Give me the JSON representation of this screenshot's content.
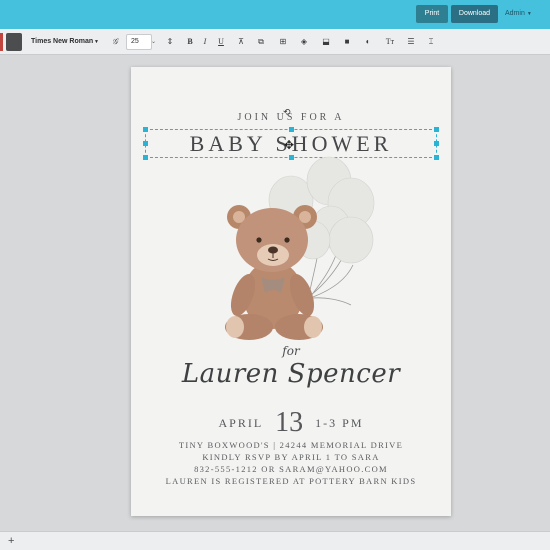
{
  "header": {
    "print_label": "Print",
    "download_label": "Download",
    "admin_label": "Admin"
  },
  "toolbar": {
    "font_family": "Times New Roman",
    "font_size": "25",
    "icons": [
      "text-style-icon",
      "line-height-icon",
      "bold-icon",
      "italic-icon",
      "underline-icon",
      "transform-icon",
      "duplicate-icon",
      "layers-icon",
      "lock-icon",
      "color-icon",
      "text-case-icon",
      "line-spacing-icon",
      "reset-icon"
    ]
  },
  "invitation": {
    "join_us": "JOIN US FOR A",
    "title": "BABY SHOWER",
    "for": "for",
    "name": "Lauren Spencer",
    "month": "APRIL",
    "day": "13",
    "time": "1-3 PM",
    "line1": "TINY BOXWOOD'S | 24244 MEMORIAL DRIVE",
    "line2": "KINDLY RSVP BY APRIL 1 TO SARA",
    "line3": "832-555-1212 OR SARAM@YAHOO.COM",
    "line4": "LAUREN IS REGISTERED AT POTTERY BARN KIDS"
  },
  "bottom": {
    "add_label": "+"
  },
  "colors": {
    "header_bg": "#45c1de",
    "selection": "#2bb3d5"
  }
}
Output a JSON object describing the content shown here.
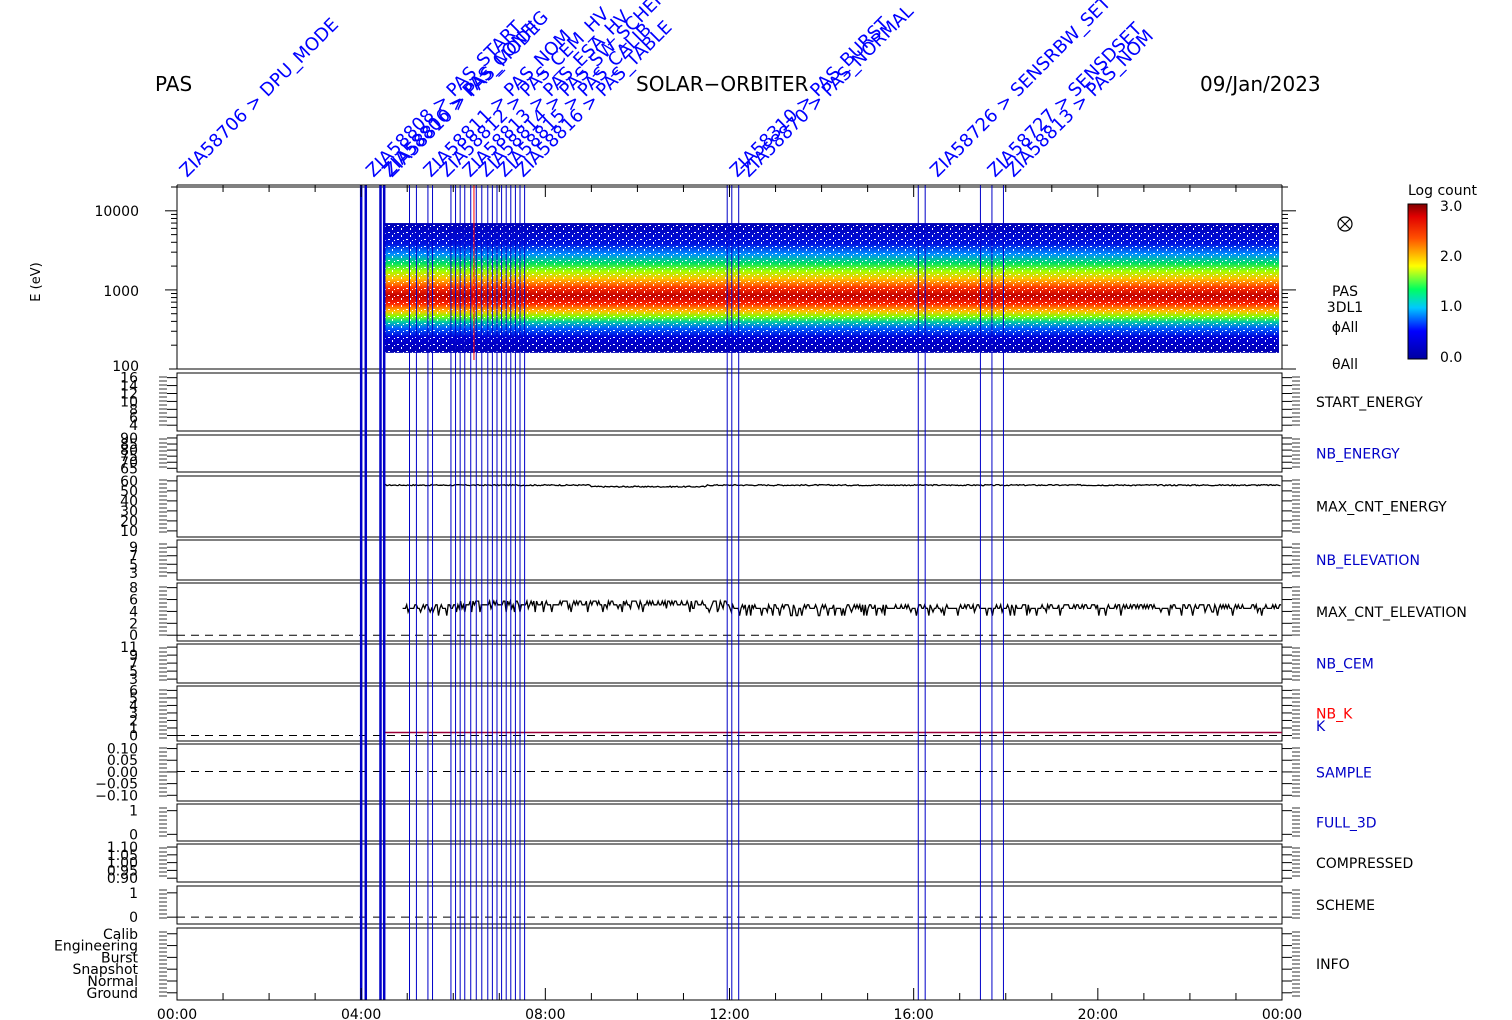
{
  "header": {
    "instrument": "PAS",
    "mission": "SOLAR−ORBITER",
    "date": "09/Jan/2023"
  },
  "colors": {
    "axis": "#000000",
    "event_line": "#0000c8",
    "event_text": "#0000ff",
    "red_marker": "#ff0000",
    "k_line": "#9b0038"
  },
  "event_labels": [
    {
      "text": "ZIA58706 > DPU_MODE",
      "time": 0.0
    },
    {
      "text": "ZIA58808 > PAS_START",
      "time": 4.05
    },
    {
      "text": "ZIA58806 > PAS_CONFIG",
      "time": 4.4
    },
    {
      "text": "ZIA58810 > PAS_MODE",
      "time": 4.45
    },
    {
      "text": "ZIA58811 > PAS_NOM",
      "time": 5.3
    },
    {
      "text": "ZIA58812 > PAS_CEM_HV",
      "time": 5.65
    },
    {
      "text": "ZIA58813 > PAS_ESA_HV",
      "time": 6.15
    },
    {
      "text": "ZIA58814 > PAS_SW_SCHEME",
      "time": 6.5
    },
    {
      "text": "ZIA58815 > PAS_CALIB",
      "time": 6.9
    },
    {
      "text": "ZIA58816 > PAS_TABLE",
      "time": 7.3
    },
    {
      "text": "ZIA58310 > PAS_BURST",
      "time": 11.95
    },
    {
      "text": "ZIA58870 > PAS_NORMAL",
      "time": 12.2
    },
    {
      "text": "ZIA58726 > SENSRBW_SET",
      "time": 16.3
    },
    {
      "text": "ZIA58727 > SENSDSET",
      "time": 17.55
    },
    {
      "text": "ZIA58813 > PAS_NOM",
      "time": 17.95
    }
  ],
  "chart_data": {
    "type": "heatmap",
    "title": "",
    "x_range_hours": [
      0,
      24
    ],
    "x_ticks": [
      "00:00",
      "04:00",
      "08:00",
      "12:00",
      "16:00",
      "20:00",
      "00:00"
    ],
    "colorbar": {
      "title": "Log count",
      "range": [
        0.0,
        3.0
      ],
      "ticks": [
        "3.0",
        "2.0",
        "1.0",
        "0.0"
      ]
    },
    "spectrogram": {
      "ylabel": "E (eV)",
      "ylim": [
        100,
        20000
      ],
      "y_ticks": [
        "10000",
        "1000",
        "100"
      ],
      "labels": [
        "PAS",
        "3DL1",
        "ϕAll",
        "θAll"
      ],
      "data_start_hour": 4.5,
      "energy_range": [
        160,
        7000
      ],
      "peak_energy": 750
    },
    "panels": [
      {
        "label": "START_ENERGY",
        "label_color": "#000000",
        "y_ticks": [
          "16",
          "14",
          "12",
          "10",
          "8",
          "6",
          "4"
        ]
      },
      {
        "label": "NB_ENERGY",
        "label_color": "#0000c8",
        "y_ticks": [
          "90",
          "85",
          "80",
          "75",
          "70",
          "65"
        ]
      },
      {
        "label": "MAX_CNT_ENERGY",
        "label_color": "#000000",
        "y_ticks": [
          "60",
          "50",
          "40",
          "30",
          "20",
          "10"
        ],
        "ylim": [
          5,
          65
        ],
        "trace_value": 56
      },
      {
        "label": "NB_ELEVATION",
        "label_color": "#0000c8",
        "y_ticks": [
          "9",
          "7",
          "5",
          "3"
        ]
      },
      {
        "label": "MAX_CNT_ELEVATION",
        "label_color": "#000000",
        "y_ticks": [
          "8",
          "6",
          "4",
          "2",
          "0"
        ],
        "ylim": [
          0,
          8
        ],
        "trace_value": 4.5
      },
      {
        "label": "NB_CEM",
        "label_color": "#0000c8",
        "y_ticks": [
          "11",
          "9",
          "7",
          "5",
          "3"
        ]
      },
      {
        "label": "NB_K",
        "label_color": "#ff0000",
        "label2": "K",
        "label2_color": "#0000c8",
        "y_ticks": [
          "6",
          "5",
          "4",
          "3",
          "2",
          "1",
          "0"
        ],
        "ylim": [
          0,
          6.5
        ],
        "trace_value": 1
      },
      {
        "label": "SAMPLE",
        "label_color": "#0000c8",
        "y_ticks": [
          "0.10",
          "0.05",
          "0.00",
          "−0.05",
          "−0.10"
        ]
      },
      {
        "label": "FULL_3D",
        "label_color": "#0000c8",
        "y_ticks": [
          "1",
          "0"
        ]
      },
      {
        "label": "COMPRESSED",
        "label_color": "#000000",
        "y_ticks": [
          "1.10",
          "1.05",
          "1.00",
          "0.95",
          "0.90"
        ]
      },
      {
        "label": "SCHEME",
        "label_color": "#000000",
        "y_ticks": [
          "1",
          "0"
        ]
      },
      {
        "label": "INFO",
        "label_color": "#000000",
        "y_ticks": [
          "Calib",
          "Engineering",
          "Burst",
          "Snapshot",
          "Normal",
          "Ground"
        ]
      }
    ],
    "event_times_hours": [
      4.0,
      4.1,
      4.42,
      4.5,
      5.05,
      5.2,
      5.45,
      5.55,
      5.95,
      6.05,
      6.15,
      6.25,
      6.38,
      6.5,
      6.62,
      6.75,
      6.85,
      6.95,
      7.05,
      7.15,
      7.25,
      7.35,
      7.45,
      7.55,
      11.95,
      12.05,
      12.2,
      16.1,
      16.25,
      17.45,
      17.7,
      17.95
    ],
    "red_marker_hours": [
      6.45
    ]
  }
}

→ GOAL: Transcribe the listing in full and omit the pictures.

→ TASK SOLUTION:
Give me the JSON representation of this screenshot's content.
{
  "header": {
    "print_label": "Print",
    "download_label": "Download",
    "admin_label": "Admin"
  },
  "toolbar": {
    "font_family": "Times New Roman",
    "font_size": "25",
    "icons": [
      "text-style-icon",
      "line-height-icon",
      "bold-icon",
      "italic-icon",
      "underline-icon",
      "transform-icon",
      "duplicate-icon",
      "layers-icon",
      "lock-icon",
      "color-icon",
      "text-case-icon",
      "line-spacing-icon",
      "reset-icon"
    ]
  },
  "invitation": {
    "join_us": "JOIN US FOR A",
    "title": "BABY SHOWER",
    "for": "for",
    "name": "Lauren Spencer",
    "month": "APRIL",
    "day": "13",
    "time": "1-3 PM",
    "line1": "TINY BOXWOOD'S | 24244 MEMORIAL DRIVE",
    "line2": "KINDLY RSVP BY APRIL 1 TO SARA",
    "line3": "832-555-1212 OR SARAM@YAHOO.COM",
    "line4": "LAUREN IS REGISTERED AT POTTERY BARN KIDS"
  },
  "bottom": {
    "add_label": "+"
  },
  "colors": {
    "header_bg": "#45c1de",
    "selection": "#2bb3d5"
  }
}
Output a JSON object describing the content shown here.
{
  "header": {
    "instrument": "PAS",
    "mission": "SOLAR−ORBITER",
    "date": "09/Jan/2023"
  },
  "colors": {
    "axis": "#000000",
    "event_line": "#0000c8",
    "event_text": "#0000ff",
    "red_marker": "#ff0000",
    "k_line": "#9b0038"
  },
  "event_labels": [
    {
      "text": "ZIA58706 > DPU_MODE",
      "time": 0.0
    },
    {
      "text": "ZIA58808 > PAS_START",
      "time": 4.05
    },
    {
      "text": "ZIA58806 > PAS_CONFIG",
      "time": 4.4
    },
    {
      "text": "ZIA58810 > PAS_MODE",
      "time": 4.45
    },
    {
      "text": "ZIA58811 > PAS_NOM",
      "time": 5.3
    },
    {
      "text": "ZIA58812 > PAS_CEM_HV",
      "time": 5.65
    },
    {
      "text": "ZIA58813 > PAS_ESA_HV",
      "time": 6.15
    },
    {
      "text": "ZIA58814 > PAS_SW_SCHEME",
      "time": 6.5
    },
    {
      "text": "ZIA58815 > PAS_CALIB",
      "time": 6.9
    },
    {
      "text": "ZIA58816 > PAS_TABLE",
      "time": 7.3
    },
    {
      "text": "ZIA58310 > PAS_BURST",
      "time": 11.95
    },
    {
      "text": "ZIA58870 > PAS_NORMAL",
      "time": 12.2
    },
    {
      "text": "ZIA58726 > SENSRBW_SET",
      "time": 16.3
    },
    {
      "text": "ZIA58727 > SENSDSET",
      "time": 17.55
    },
    {
      "text": "ZIA58813 > PAS_NOM",
      "time": 17.95
    }
  ],
  "chart_data": {
    "type": "heatmap",
    "title": "",
    "x_range_hours": [
      0,
      24
    ],
    "x_ticks": [
      "00:00",
      "04:00",
      "08:00",
      "12:00",
      "16:00",
      "20:00",
      "00:00"
    ],
    "colorbar": {
      "title": "Log count",
      "range": [
        0.0,
        3.0
      ],
      "ticks": [
        "3.0",
        "2.0",
        "1.0",
        "0.0"
      ]
    },
    "spectrogram": {
      "ylabel": "E (eV)",
      "ylim": [
        100,
        20000
      ],
      "y_ticks": [
        "10000",
        "1000",
        "100"
      ],
      "labels": [
        "PAS",
        "3DL1",
        "ϕAll",
        "θAll"
      ],
      "data_start_hour": 4.5,
      "energy_range": [
        160,
        7000
      ],
      "peak_energy": 750
    },
    "panels": [
      {
        "label": "START_ENERGY",
        "label_color": "#000000",
        "y_ticks": [
          "16",
          "14",
          "12",
          "10",
          "8",
          "6",
          "4"
        ]
      },
      {
        "label": "NB_ENERGY",
        "label_color": "#0000c8",
        "y_ticks": [
          "90",
          "85",
          "80",
          "75",
          "70",
          "65"
        ]
      },
      {
        "label": "MAX_CNT_ENERGY",
        "label_color": "#000000",
        "y_ticks": [
          "60",
          "50",
          "40",
          "30",
          "20",
          "10"
        ],
        "ylim": [
          5,
          65
        ],
        "trace_value": 56
      },
      {
        "label": "NB_ELEVATION",
        "label_color": "#0000c8",
        "y_ticks": [
          "9",
          "7",
          "5",
          "3"
        ]
      },
      {
        "label": "MAX_CNT_ELEVATION",
        "label_color": "#000000",
        "y_ticks": [
          "8",
          "6",
          "4",
          "2",
          "0"
        ],
        "ylim": [
          0,
          8
        ],
        "trace_value": 4.5
      },
      {
        "label": "NB_CEM",
        "label_color": "#0000c8",
        "y_ticks": [
          "11",
          "9",
          "7",
          "5",
          "3"
        ]
      },
      {
        "label": "NB_K",
        "label_color": "#ff0000",
        "label2": "K",
        "label2_color": "#0000c8",
        "y_ticks": [
          "6",
          "5",
          "4",
          "3",
          "2",
          "1",
          "0"
        ],
        "ylim": [
          0,
          6.5
        ],
        "trace_value": 1
      },
      {
        "label": "SAMPLE",
        "label_color": "#0000c8",
        "y_ticks": [
          "0.10",
          "0.05",
          "0.00",
          "−0.05",
          "−0.10"
        ]
      },
      {
        "label": "FULL_3D",
        "label_color": "#0000c8",
        "y_ticks": [
          "1",
          "0"
        ]
      },
      {
        "label": "COMPRESSED",
        "label_color": "#000000",
        "y_ticks": [
          "1.10",
          "1.05",
          "1.00",
          "0.95",
          "0.90"
        ]
      },
      {
        "label": "SCHEME",
        "label_color": "#000000",
        "y_ticks": [
          "1",
          "0"
        ]
      },
      {
        "label": "INFO",
        "label_color": "#000000",
        "y_ticks": [
          "Calib",
          "Engineering",
          "Burst",
          "Snapshot",
          "Normal",
          "Ground"
        ]
      }
    ],
    "event_times_hours": [
      4.0,
      4.1,
      4.42,
      4.5,
      5.05,
      5.2,
      5.45,
      5.55,
      5.95,
      6.05,
      6.15,
      6.25,
      6.38,
      6.5,
      6.62,
      6.75,
      6.85,
      6.95,
      7.05,
      7.15,
      7.25,
      7.35,
      7.45,
      7.55,
      11.95,
      12.05,
      12.2,
      16.1,
      16.25,
      17.45,
      17.7,
      17.95
    ],
    "red_marker_hours": [
      6.45
    ]
  }
}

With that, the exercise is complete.